» **To be done**:
Reproduce every entry in the listing without alteration.

» **Recorded information**:
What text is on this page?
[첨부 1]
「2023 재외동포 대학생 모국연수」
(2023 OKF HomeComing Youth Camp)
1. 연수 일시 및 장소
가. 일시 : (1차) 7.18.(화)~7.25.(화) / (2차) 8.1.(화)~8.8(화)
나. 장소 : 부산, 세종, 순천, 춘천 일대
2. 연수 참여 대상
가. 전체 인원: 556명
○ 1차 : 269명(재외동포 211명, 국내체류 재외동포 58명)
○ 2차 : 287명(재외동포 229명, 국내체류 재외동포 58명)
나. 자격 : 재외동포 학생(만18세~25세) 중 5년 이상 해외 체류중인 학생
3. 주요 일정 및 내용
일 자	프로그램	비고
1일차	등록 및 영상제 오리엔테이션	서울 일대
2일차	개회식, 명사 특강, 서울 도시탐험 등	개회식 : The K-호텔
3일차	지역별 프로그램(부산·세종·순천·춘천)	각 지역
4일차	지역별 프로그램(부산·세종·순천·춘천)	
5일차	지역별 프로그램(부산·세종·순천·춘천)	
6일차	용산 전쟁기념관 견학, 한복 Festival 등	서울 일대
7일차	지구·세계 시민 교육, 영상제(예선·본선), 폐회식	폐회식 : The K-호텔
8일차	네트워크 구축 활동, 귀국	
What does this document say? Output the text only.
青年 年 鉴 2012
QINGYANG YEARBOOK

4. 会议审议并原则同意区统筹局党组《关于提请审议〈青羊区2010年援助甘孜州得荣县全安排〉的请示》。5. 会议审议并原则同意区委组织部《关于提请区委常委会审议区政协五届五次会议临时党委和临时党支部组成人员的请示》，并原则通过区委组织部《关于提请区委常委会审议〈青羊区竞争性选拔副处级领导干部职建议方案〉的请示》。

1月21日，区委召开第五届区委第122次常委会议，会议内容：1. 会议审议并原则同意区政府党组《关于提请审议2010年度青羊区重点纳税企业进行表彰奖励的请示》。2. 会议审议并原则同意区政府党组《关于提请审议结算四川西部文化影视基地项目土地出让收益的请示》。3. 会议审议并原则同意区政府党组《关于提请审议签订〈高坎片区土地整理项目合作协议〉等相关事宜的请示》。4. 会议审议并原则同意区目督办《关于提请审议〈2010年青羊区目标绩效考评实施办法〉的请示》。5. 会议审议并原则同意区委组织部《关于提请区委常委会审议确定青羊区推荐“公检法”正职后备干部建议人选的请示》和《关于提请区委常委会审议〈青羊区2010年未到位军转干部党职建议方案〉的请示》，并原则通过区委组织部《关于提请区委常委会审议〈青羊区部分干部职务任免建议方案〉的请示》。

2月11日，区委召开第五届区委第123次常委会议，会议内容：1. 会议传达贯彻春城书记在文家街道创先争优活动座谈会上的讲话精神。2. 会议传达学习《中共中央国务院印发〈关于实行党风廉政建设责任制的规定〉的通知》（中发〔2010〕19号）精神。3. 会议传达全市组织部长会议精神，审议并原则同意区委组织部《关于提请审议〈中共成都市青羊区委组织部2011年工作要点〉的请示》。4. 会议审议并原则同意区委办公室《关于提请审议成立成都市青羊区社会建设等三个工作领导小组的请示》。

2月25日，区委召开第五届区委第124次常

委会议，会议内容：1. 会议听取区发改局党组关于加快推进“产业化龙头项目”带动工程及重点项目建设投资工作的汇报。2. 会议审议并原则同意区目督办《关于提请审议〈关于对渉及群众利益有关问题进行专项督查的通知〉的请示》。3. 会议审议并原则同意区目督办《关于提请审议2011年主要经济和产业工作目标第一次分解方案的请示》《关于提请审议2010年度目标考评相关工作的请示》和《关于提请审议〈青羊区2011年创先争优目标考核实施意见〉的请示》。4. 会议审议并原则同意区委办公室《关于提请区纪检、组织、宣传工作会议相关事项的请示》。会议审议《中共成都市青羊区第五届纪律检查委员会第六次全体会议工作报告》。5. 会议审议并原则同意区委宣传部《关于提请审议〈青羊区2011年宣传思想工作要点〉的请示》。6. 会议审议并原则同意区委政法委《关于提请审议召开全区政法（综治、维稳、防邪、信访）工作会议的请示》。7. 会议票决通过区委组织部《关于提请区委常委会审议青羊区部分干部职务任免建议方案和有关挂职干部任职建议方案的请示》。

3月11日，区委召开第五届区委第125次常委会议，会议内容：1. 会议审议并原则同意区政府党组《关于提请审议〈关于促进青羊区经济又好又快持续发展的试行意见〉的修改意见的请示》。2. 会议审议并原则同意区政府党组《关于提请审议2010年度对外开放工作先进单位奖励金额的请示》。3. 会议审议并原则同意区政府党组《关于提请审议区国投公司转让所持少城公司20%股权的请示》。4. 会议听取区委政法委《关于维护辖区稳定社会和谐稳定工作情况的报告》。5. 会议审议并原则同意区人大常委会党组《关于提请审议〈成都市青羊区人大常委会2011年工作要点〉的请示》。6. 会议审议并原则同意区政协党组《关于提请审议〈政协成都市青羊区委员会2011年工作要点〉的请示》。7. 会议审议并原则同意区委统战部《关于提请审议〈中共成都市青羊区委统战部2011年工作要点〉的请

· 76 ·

» **The response**:
What text is on this page?
[첨부 1]
「2023 재외동포 대학생 모국연수」
(2023 OKF HomeComing Youth Camp)
1. 연수 일시 및 장소
가. 일시 : (1차) 7.18.(화)~7.25.(화) / (2차) 8.1.(화)~8.8(화)
나. 장소 : 부산, 세종, 순천, 춘천 일대
2. 연수 참여 대상
가. 전체 인원: 556명
○ 1차 : 269명(재외동포 211명, 국내체류 재외동포 58명)
○ 2차 : 287명(재외동포 229명, 국내체류 재외동포 58명)
나. 자격 : 재외동포 학생(만18세~25세) 중 5년 이상 해외 체류중인 학생
3. 주요 일정 및 내용
일 자	프로그램	비고
1일차	등록 및 영상제 오리엔테이션	서울 일대
2일차	개회식, 명사 특강, 서울 도시탐험 등	개회식 : The K-호텔
3일차	지역별 프로그램(부산·세종·순천·춘천)	각 지역
4일차	지역별 프로그램(부산·세종·순천·춘천)	
5일차	지역별 프로그램(부산·세종·순천·춘천)	
6일차	용산 전쟁기념관 견학, 한복 Festival 등	서울 일대
7일차	지구·세계 시민 교육, 영상제(예선·본선), 폐회식	폐회식 : The K-호텔
8일차	네트워크 구축 활동, 귀국	
What does this document say? Output the text only.
青年 年 鉴 2012
QINGYANG YEARBOOK

4. 会议审议并原则同意区统筹局党组《关于提请审议〈青羊区2010年援助甘孜州得荣县全安排〉的请示》。5. 会议审议并原则同意区委组织部《关于提请区委常委会审议区政协五届五次会议临时党委和临时党支部组成人员的请示》，并原则通过区委组织部《关于提请区委常委会审议〈青羊区竞争性选拔副处级领导干部职建议方案〉的请示》。

1月21日，区委召开第五届区委第122次常委会议，会议内容：1. 会议审议并原则同意区政府党组《关于提请审议2010年度青羊区重点纳税企业进行表彰奖励的请示》。2. 会议审议并原则同意区政府党组《关于提请审议结算四川西部文化影视基地项目土地出让收益的请示》。3. 会议审议并原则同意区政府党组《关于提请审议签订〈高坎片区土地整理项目合作协议〉等相关事宜的请示》。4. 会议审议并原则同意区目督办《关于提请审议〈2010年青羊区目标绩效考评实施办法〉的请示》。5. 会议审议并原则同意区委组织部《关于提请区委常委会审议确定青羊区推荐“公检法”正职后备干部建议人选的请示》和《关于提请区委常委会审议〈青羊区2010年未到位军转干部党职建议方案〉的请示》，并原则通过区委组织部《关于提请区委常委会审议〈青羊区部分干部职务任免建议方案〉的请示》。

2月11日，区委召开第五届区委第123次常委会议，会议内容：1. 会议传达贯彻春城书记在文家街道创先争优活动座谈会上的讲话精神。2. 会议传达学习《中共中央国务院印发〈关于实行党风廉政建设责任制的规定〉的通知》（中发〔2010〕19号）精神。3. 会议传达全市组织部长会议精神，审议并原则同意区委组织部《关于提请审议〈中共成都市青羊区委组织部2011年工作要点〉的请示》。4. 会议审议并原则同意区委办公室《关于提请审议成立成都市青羊区社会建设等三个工作领导小组的请示》。

2月25日，区委召开第五届区委第124次常

委会议，会议内容：1. 会议听取区发改局党组关于加快推进“产业化龙头项目”带动工程及重点项目建设投资工作的汇报。2. 会议审议并原则同意区目督办《关于提请审议〈关于对渉及群众利益有关问题进行专项督查的通知〉的请示》。3. 会议审议并原则同意区目督办《关于提请审议2011年主要经济和产业工作目标第一次分解方案的请示》《关于提请审议2010年度目标考评相关工作的请示》和《关于提请审议〈青羊区2011年创先争优目标考核实施意见〉的请示》。4. 会议审议并原则同意区委办公室《关于提请区纪检、组织、宣传工作会议相关事项的请示》。会议审议《中共成都市青羊区第五届纪律检查委员会第六次全体会议工作报告》。5. 会议审议并原则同意区委宣传部《关于提请审议〈青羊区2011年宣传思想工作要点〉的请示》。6. 会议审议并原则同意区委政法委《关于提请审议召开全区政法（综治、维稳、防邪、信访）工作会议的请示》。7. 会议票决通过区委组织部《关于提请区委常委会审议青羊区部分干部职务任免建议方案和有关挂职干部任职建议方案的请示》。

3月11日，区委召开第五届区委第125次常委会议，会议内容：1. 会议审议并原则同意区政府党组《关于提请审议〈关于促进青羊区经济又好又快持续发展的试行意见〉的修改意见的请示》。2. 会议审议并原则同意区政府党组《关于提请审议2010年度对外开放工作先进单位奖励金额的请示》。3. 会议审议并原则同意区政府党组《关于提请审议区国投公司转让所持少城公司20%股权的请示》。4. 会议听取区委政法委《关于维护辖区稳定社会和谐稳定工作情况的报告》。5. 会议审议并原则同意区人大常委会党组《关于提请审议〈成都市青羊区人大常委会2011年工作要点〉的请示》。6. 会议审议并原则同意区政协党组《关于提请审议〈政协成都市青羊区委员会2011年工作要点〉的请示》。7. 会议审议并原则同意区委统战部《关于提请审议〈中共成都市青羊区委统战部2011年工作要点〉的请

· 76 ·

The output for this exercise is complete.